[Saved entries]
++++++

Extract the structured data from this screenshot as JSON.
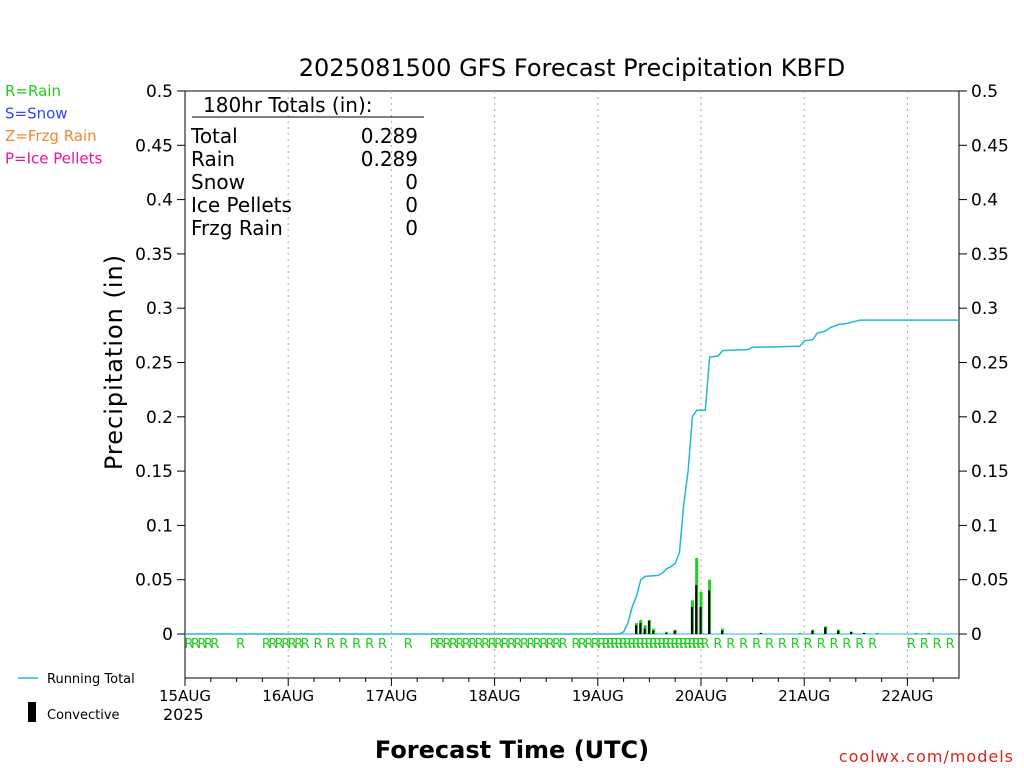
{
  "title": "2025081500 GFS Forecast Precipitation KBFD",
  "ylabel": "Precipitation (in)",
  "xlabel": "Forecast Time (UTC)",
  "watermark": "coolwx.com/models",
  "legend_types": [
    {
      "text": "R=Rain",
      "color": "#22cc22"
    },
    {
      "text": "S=Snow",
      "color": "#3344ff"
    },
    {
      "text": "Z=Frzg Rain",
      "color": "#ee8833"
    },
    {
      "text": "P=Ice Pellets",
      "color": "#ee1199"
    }
  ],
  "legend_bottom": {
    "running_total": "Running Total",
    "convective": "Convective",
    "running_total_color": "#22bbcc",
    "convective_color": "#000000"
  },
  "totals_box": {
    "header": "180hr Totals (in):",
    "rows": [
      {
        "label": "Total",
        "value": "0.289"
      },
      {
        "label": "Rain",
        "value": "0.289"
      },
      {
        "label": "Snow",
        "value": "0"
      },
      {
        "label": "Ice Pellets",
        "value": "0"
      },
      {
        "label": "Frzg Rain",
        "value": "0"
      }
    ]
  },
  "chart_data": {
    "type": "bar",
    "title": "2025081500 GFS Forecast Precipitation KBFD",
    "xlabel": "Forecast Time (UTC)",
    "ylabel": "Precipitation (in)",
    "ylim": [
      0,
      0.5
    ],
    "xlim_hours": [
      0,
      180
    ],
    "y_ticks": [
      "0",
      "0.05",
      "0.1",
      "0.15",
      "0.2",
      "0.25",
      "0.3",
      "0.35",
      "0.4",
      "0.45",
      "0.5"
    ],
    "x_tick_labels": [
      "15AUG",
      "16AUG",
      "17AUG",
      "18AUG",
      "19AUG",
      "20AUG",
      "21AUG",
      "22AUG"
    ],
    "x_tick_hours": [
      0,
      24,
      48,
      72,
      96,
      120,
      144,
      168
    ],
    "x_year_label": "2025",
    "grid": "vertical-dotted",
    "legend_position": "left",
    "series": [
      {
        "name": "Running Total",
        "color": "#22bbcc",
        "kind": "line",
        "points": [
          [
            0,
            0.0
          ],
          [
            66,
            0.0
          ],
          [
            101,
            0.0
          ],
          [
            102,
            0.002
          ],
          [
            103,
            0.01
          ],
          [
            104,
            0.025
          ],
          [
            105,
            0.035
          ],
          [
            106,
            0.05
          ],
          [
            107,
            0.053
          ],
          [
            110,
            0.054
          ],
          [
            111,
            0.056
          ],
          [
            112,
            0.06
          ],
          [
            113,
            0.062
          ],
          [
            114,
            0.065
          ],
          [
            115,
            0.075
          ],
          [
            116,
            0.12
          ],
          [
            117,
            0.15
          ],
          [
            118,
            0.2
          ],
          [
            119,
            0.206
          ],
          [
            121,
            0.206
          ],
          [
            122,
            0.255
          ],
          [
            124,
            0.256
          ],
          [
            125,
            0.261
          ],
          [
            131,
            0.262
          ],
          [
            132,
            0.264
          ],
          [
            143,
            0.265
          ],
          [
            144,
            0.27
          ],
          [
            146,
            0.271
          ],
          [
            147,
            0.277
          ],
          [
            149,
            0.279
          ],
          [
            150,
            0.282
          ],
          [
            152,
            0.285
          ],
          [
            154,
            0.286
          ],
          [
            156,
            0.288
          ],
          [
            157,
            0.289
          ],
          [
            180,
            0.289
          ]
        ]
      },
      {
        "name": "Rain",
        "color": "#22cc22",
        "kind": "bar",
        "values": [
          [
            105,
            0.01
          ],
          [
            106,
            0.013
          ],
          [
            107,
            0.008
          ],
          [
            108,
            0.013
          ],
          [
            109,
            0.005
          ],
          [
            112,
            0.002
          ],
          [
            114,
            0.004
          ],
          [
            118,
            0.031
          ],
          [
            119,
            0.07
          ],
          [
            120,
            0.039
          ],
          [
            122,
            0.05
          ],
          [
            125,
            0.005
          ],
          [
            134,
            0.001
          ],
          [
            143,
            0.001
          ],
          [
            146,
            0.004
          ],
          [
            149,
            0.007
          ],
          [
            152,
            0.004
          ],
          [
            155,
            0.002
          ],
          [
            158,
            0.001
          ],
          [
            161,
            0.001
          ],
          [
            170,
            0.001
          ],
          [
            173,
            0.001
          ]
        ]
      },
      {
        "name": "Convective",
        "color": "#000000",
        "kind": "bar",
        "values": [
          [
            105,
            0.008
          ],
          [
            106,
            0.01
          ],
          [
            107,
            0.005
          ],
          [
            108,
            0.012
          ],
          [
            109,
            0.003
          ],
          [
            112,
            0.001
          ],
          [
            114,
            0.003
          ],
          [
            118,
            0.025
          ],
          [
            119,
            0.045
          ],
          [
            120,
            0.025
          ],
          [
            122,
            0.04
          ],
          [
            125,
            0.003
          ],
          [
            134,
            0.001
          ],
          [
            146,
            0.003
          ],
          [
            149,
            0.006
          ],
          [
            152,
            0.003
          ],
          [
            155,
            0.002
          ],
          [
            158,
            0.001
          ]
        ]
      }
    ],
    "ptype_row": {
      "color": "#22cc22",
      "markers": [
        [
          0,
          "R"
        ],
        [
          1.5,
          "R"
        ],
        [
          3,
          "R"
        ],
        [
          4.5,
          "R"
        ],
        [
          6,
          "R"
        ],
        [
          12,
          "R"
        ],
        [
          18,
          "R"
        ],
        [
          19.5,
          "R"
        ],
        [
          21,
          "R"
        ],
        [
          22.5,
          "R"
        ],
        [
          24,
          "R"
        ],
        [
          25.5,
          "R"
        ],
        [
          27,
          "R"
        ],
        [
          30,
          "R"
        ],
        [
          33,
          "R"
        ],
        [
          36,
          "R"
        ],
        [
          39,
          "R"
        ],
        [
          42,
          "R"
        ],
        [
          45,
          "R"
        ],
        [
          51,
          "R"
        ],
        [
          57,
          "R"
        ],
        [
          58.5,
          "R"
        ],
        [
          60,
          "R"
        ],
        [
          61.5,
          "R"
        ],
        [
          63,
          "R"
        ],
        [
          64.5,
          "R"
        ],
        [
          66,
          "R"
        ],
        [
          67.5,
          "R"
        ],
        [
          69,
          "R"
        ],
        [
          70.5,
          "R"
        ],
        [
          72,
          "R"
        ],
        [
          73.5,
          "R"
        ],
        [
          75,
          "R"
        ],
        [
          76.5,
          "R"
        ],
        [
          78,
          "R"
        ],
        [
          79.5,
          "R"
        ],
        [
          81,
          "R"
        ],
        [
          82.5,
          "R"
        ],
        [
          84,
          "R"
        ],
        [
          85.5,
          "R"
        ],
        [
          87,
          "R"
        ],
        [
          90,
          "R"
        ],
        [
          91.5,
          "R"
        ],
        [
          93,
          "R"
        ],
        [
          94.5,
          "R"
        ],
        [
          96,
          "R"
        ],
        [
          97,
          "R"
        ],
        [
          98,
          "R"
        ],
        [
          99,
          "R"
        ],
        [
          100,
          "R"
        ],
        [
          101,
          "R"
        ],
        [
          102,
          "R"
        ],
        [
          103,
          "R"
        ],
        [
          104,
          "R"
        ],
        [
          105,
          "R"
        ],
        [
          106,
          "R"
        ],
        [
          107,
          "R"
        ],
        [
          108,
          "R"
        ],
        [
          109,
          "R"
        ],
        [
          110,
          "R"
        ],
        [
          111,
          "R"
        ],
        [
          112,
          "R"
        ],
        [
          113,
          "R"
        ],
        [
          114,
          "R"
        ],
        [
          115,
          "R"
        ],
        [
          116,
          "R"
        ],
        [
          117,
          "R"
        ],
        [
          118,
          "R"
        ],
        [
          119,
          "R"
        ],
        [
          120,
          "R"
        ],
        [
          123,
          "R"
        ],
        [
          126,
          "R"
        ],
        [
          129,
          "R"
        ],
        [
          132,
          "R"
        ],
        [
          135,
          "R"
        ],
        [
          138,
          "R"
        ],
        [
          141,
          "R"
        ],
        [
          144,
          "R"
        ],
        [
          147,
          "R"
        ],
        [
          150,
          "R"
        ],
        [
          153,
          "R"
        ],
        [
          156,
          "R"
        ],
        [
          159,
          "R"
        ],
        [
          168,
          "R"
        ],
        [
          171,
          "R"
        ],
        [
          174,
          "R"
        ],
        [
          177,
          "R"
        ]
      ]
    }
  }
}
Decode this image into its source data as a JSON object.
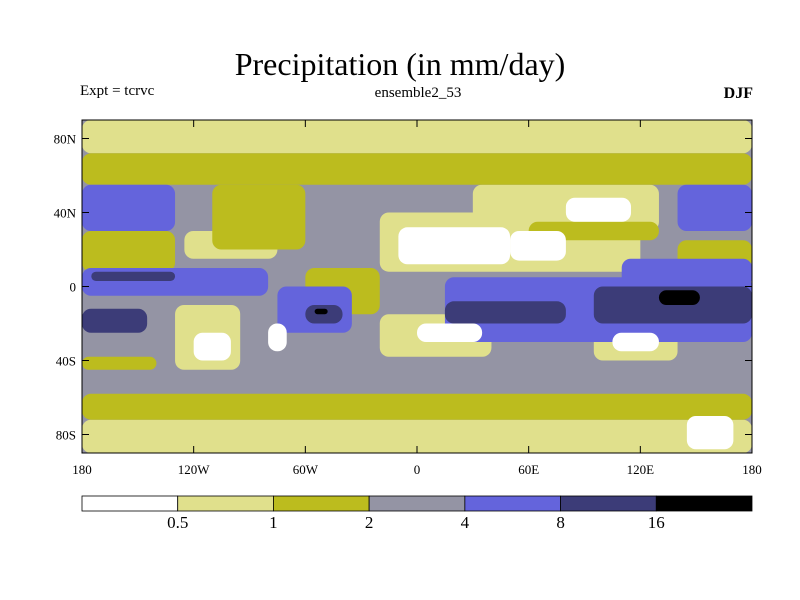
{
  "chart_data": {
    "type": "heatmap",
    "title": "Precipitation (in mm/day)",
    "left_label": "Expt = tcrvc",
    "center_label": "ensemble2_53",
    "right_label": "DJF",
    "variable_units": "mm/day",
    "x_axis": {
      "range": [
        -180,
        180
      ],
      "ticks": [
        {
          "value": -180,
          "label": "180"
        },
        {
          "value": -120,
          "label": "120W"
        },
        {
          "value": -60,
          "label": "60W"
        },
        {
          "value": 0,
          "label": "0"
        },
        {
          "value": 60,
          "label": "60E"
        },
        {
          "value": 120,
          "label": "120E"
        },
        {
          "value": 180,
          "label": "180"
        }
      ]
    },
    "y_axis": {
      "range": [
        -90,
        90
      ],
      "ticks": [
        {
          "value": 80,
          "label": "80N"
        },
        {
          "value": 40,
          "label": "40N"
        },
        {
          "value": 0,
          "label": "0"
        },
        {
          "value": -40,
          "label": "40S"
        },
        {
          "value": -80,
          "label": "80S"
        }
      ]
    },
    "colorbar": {
      "levels": [
        "0.5",
        "1",
        "2",
        "4",
        "8",
        "16"
      ],
      "colors": [
        "#ffffff",
        "#e0e08c",
        "#bcbc1e",
        "#9494a4",
        "#6464dc",
        "#3c3c78",
        "#000000"
      ]
    },
    "regions": [
      {
        "bin": 0,
        "lon": [
          -10,
          50
        ],
        "lat": [
          12,
          32
        ]
      },
      {
        "bin": 0,
        "lon": [
          50,
          80
        ],
        "lat": [
          14,
          30
        ]
      },
      {
        "bin": 0,
        "lon": [
          80,
          115
        ],
        "lat": [
          35,
          48
        ]
      },
      {
        "bin": 0,
        "lon": [
          0,
          35
        ],
        "lat": [
          -30,
          -20
        ]
      },
      {
        "bin": 0,
        "lon": [
          -120,
          -100
        ],
        "lat": [
          -40,
          -25
        ]
      },
      {
        "bin": 0,
        "lon": [
          -80,
          -70
        ],
        "lat": [
          -35,
          -20
        ]
      },
      {
        "bin": 0,
        "lon": [
          105,
          130
        ],
        "lat": [
          -35,
          -25
        ]
      },
      {
        "bin": 0,
        "lon": [
          145,
          170
        ],
        "lat": [
          -88,
          -70
        ]
      },
      {
        "bin": 1,
        "lon": [
          -20,
          120
        ],
        "lat": [
          8,
          40
        ]
      },
      {
        "bin": 1,
        "lon": [
          30,
          130
        ],
        "lat": [
          30,
          55
        ]
      },
      {
        "bin": 1,
        "lon": [
          -180,
          180
        ],
        "lat": [
          -90,
          -72
        ]
      },
      {
        "bin": 1,
        "lon": [
          -180,
          180
        ],
        "lat": [
          72,
          90
        ]
      },
      {
        "bin": 1,
        "lon": [
          -125,
          -75
        ],
        "lat": [
          15,
          30
        ]
      },
      {
        "bin": 1,
        "lon": [
          -130,
          -95
        ],
        "lat": [
          -45,
          -10
        ]
      },
      {
        "bin": 1,
        "lon": [
          -20,
          40
        ],
        "lat": [
          -38,
          -15
        ]
      },
      {
        "bin": 1,
        "lon": [
          95,
          140
        ],
        "lat": [
          -40,
          -18
        ]
      },
      {
        "bin": 2,
        "lon": [
          -180,
          180
        ],
        "lat": [
          -72,
          -58
        ]
      },
      {
        "bin": 2,
        "lon": [
          -180,
          180
        ],
        "lat": [
          55,
          72
        ]
      },
      {
        "bin": 2,
        "lon": [
          -180,
          -130
        ],
        "lat": [
          8,
          30
        ]
      },
      {
        "bin": 2,
        "lon": [
          -110,
          -60
        ],
        "lat": [
          20,
          55
        ]
      },
      {
        "bin": 2,
        "lon": [
          -60,
          -20
        ],
        "lat": [
          -15,
          10
        ]
      },
      {
        "bin": 2,
        "lon": [
          140,
          180
        ],
        "lat": [
          10,
          25
        ]
      },
      {
        "bin": 2,
        "lon": [
          60,
          130
        ],
        "lat": [
          25,
          35
        ]
      },
      {
        "bin": 2,
        "lon": [
          -180,
          -140
        ],
        "lat": [
          -45,
          -38
        ]
      },
      {
        "bin": 4,
        "lon": [
          -180,
          -130
        ],
        "lat": [
          30,
          55
        ]
      },
      {
        "bin": 4,
        "lon": [
          140,
          180
        ],
        "lat": [
          30,
          55
        ]
      },
      {
        "bin": 4,
        "lon": [
          -180,
          -80
        ],
        "lat": [
          -5,
          10
        ]
      },
      {
        "bin": 4,
        "lon": [
          -75,
          -35
        ],
        "lat": [
          -25,
          0
        ]
      },
      {
        "bin": 4,
        "lon": [
          15,
          180
        ],
        "lat": [
          -30,
          5
        ]
      },
      {
        "bin": 4,
        "lon": [
          110,
          180
        ],
        "lat": [
          0,
          15
        ]
      },
      {
        "bin": 5,
        "lon": [
          -180,
          -145
        ],
        "lat": [
          -25,
          -12
        ]
      },
      {
        "bin": 5,
        "lon": [
          -60,
          -40
        ],
        "lat": [
          -20,
          -10
        ]
      },
      {
        "bin": 5,
        "lon": [
          15,
          80
        ],
        "lat": [
          -20,
          -8
        ]
      },
      {
        "bin": 5,
        "lon": [
          95,
          180
        ],
        "lat": [
          -20,
          0
        ]
      },
      {
        "bin": 5,
        "lon": [
          -175,
          -130
        ],
        "lat": [
          3,
          8
        ]
      },
      {
        "bin": 6,
        "lon": [
          130,
          152
        ],
        "lat": [
          -10,
          -2
        ]
      },
      {
        "bin": 6,
        "lon": [
          -55,
          -48
        ],
        "lat": [
          -15,
          -12
        ]
      }
    ]
  }
}
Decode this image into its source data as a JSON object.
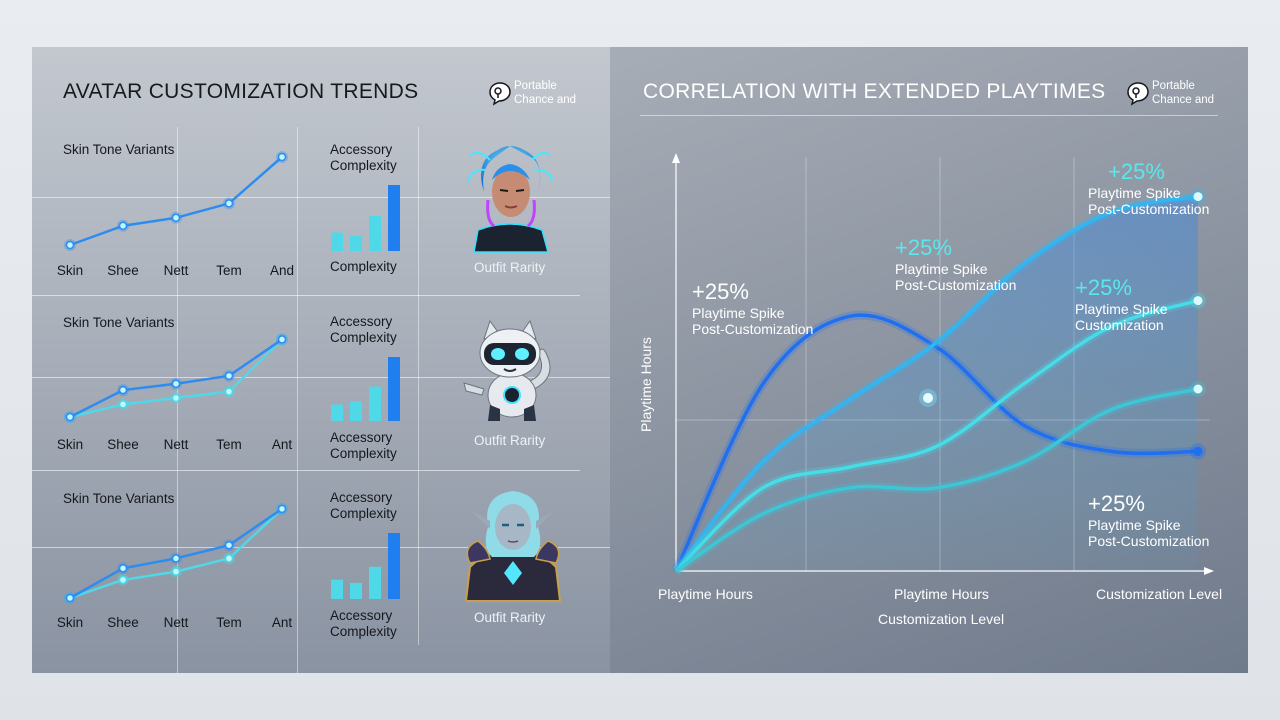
{
  "left": {
    "title": "AVATAR CUSTOMIZATION TRENDS",
    "brand": {
      "line1": "Portable",
      "line2": "Chance and"
    },
    "rows": [
      {
        "line_title": "Skin Tone Variants",
        "bar_title": "Accessory Complexity",
        "bar_bottom": "Complexity",
        "image_label": "Outfit Rarity",
        "image_name": "cyber-avatar-woman"
      },
      {
        "line_title": "Skin Tone Variants",
        "bar_title": "Accessory Complexity",
        "bar_bottom": "Accessory Complexity",
        "image_label": "Outfit Rarity",
        "image_name": "robot-cat-avatar"
      },
      {
        "line_title": "Skin Tone Variants",
        "bar_title": "Accessory Complexity",
        "bar_bottom": "Accessory Complexity",
        "image_label": "Outfit Rarity",
        "image_name": "elf-warrior-avatar"
      }
    ]
  },
  "right": {
    "title": "CORRELATION WITH EXTENDED PLAYTIMES",
    "brand": {
      "line1": "Portable",
      "line2": "Chance and"
    },
    "ylabel": "Playtime Hours",
    "xlabel": "Customization Level",
    "xticks": [
      "Playtime Hours",
      "Playtime Hours",
      "Customization Level"
    ],
    "callouts": [
      {
        "value": "+25%",
        "line1": "Playtime Spike",
        "line2": "Post-Customization",
        "accent": false
      },
      {
        "value": "+25%",
        "line1": "Playtime Spike",
        "line2": "Post-Customization",
        "accent": true
      },
      {
        "value": "+25%",
        "line1": "Playtime Spike",
        "line2": "Post-Customization",
        "accent": true
      },
      {
        "value": "+25%",
        "line1": "Playtime Spike",
        "line2": "Customization",
        "accent": true
      },
      {
        "value": "+25%",
        "line1": "Playtime Spike",
        "line2": "Post-Customization",
        "accent": false
      }
    ]
  },
  "chart_data": [
    {
      "type": "line",
      "title": "Skin Tone Variants",
      "categories": [
        "Skin",
        "Shee",
        "Nett",
        "Tem",
        "And"
      ],
      "series": [
        {
          "values": [
            1,
            2.2,
            2.7,
            3.6,
            6.5
          ]
        }
      ],
      "colors": [
        "#2d8cf0"
      ]
    },
    {
      "type": "bar",
      "title": "Accessory Complexity",
      "values": [
        1.2,
        1,
        2.3,
        4.3
      ],
      "colors": [
        "#4fd8e8",
        "#4fd8e8",
        "#4fd8e8",
        "#1f7ef0"
      ]
    },
    {
      "type": "line",
      "title": "Skin Tone Variants",
      "categories": [
        "Skin",
        "Shee",
        "Nett",
        "Tem",
        "Ant"
      ],
      "series": [
        {
          "values": [
            1,
            2.7,
            3.1,
            3.6,
            5.9
          ]
        },
        {
          "values": [
            1,
            1.8,
            2.2,
            2.6,
            5.9
          ]
        }
      ],
      "colors": [
        "#2d8cf0",
        "#4fd8e8"
      ]
    },
    {
      "type": "bar",
      "title": "Accessory Complexity",
      "values": [
        1,
        1.2,
        2.1,
        3.9
      ],
      "colors": [
        "#4fd8e8",
        "#4fd8e8",
        "#4fd8e8",
        "#1f7ef0"
      ]
    },
    {
      "type": "line",
      "title": "Skin Tone Variants",
      "categories": [
        "Skin",
        "Shee",
        "Nett",
        "Tem",
        "Ant"
      ],
      "series": [
        {
          "values": [
            1,
            2.8,
            3.4,
            4.2,
            6.4
          ]
        },
        {
          "values": [
            1,
            2.1,
            2.6,
            3.4,
            6.4
          ]
        }
      ],
      "colors": [
        "#2d8cf0",
        "#4fd8e8"
      ]
    },
    {
      "type": "bar",
      "title": "Accessory Complexity",
      "values": [
        1.2,
        1,
        2,
        4.1
      ],
      "colors": [
        "#4fd8e8",
        "#4fd8e8",
        "#4fd8e8",
        "#1f7ef0"
      ]
    },
    {
      "type": "line",
      "title": "CORRELATION WITH EXTENDED PLAYTIMES",
      "xlabel": "Customization Level",
      "ylabel": "Playtime Hours",
      "x": [
        0,
        1,
        2,
        3,
        4,
        5,
        6
      ],
      "series": [
        {
          "values": [
            0,
            3.6,
            4.9,
            4.3,
            2.8,
            2.3,
            2.3
          ]
        },
        {
          "values": [
            0,
            2.1,
            3.3,
            4.4,
            5.9,
            6.9,
            7.2
          ]
        },
        {
          "values": [
            0,
            1.6,
            2,
            2.4,
            3.6,
            4.7,
            5.2
          ]
        },
        {
          "values": [
            0,
            1.1,
            1.6,
            1.6,
            2.1,
            3.1,
            3.5
          ]
        }
      ],
      "colors": [
        "#1f6ff0",
        "#2fb6f5",
        "#44dde8",
        "#3cc6d6"
      ]
    }
  ]
}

++++++

- **Job**: For each line of the entries that includes "text", show that line.

- **The solution**:
      "text": "R=Rain",
      "text": "S=Snow",
      "text": "Z=Frzg Rain",
      "text": "P=Ice Pellets",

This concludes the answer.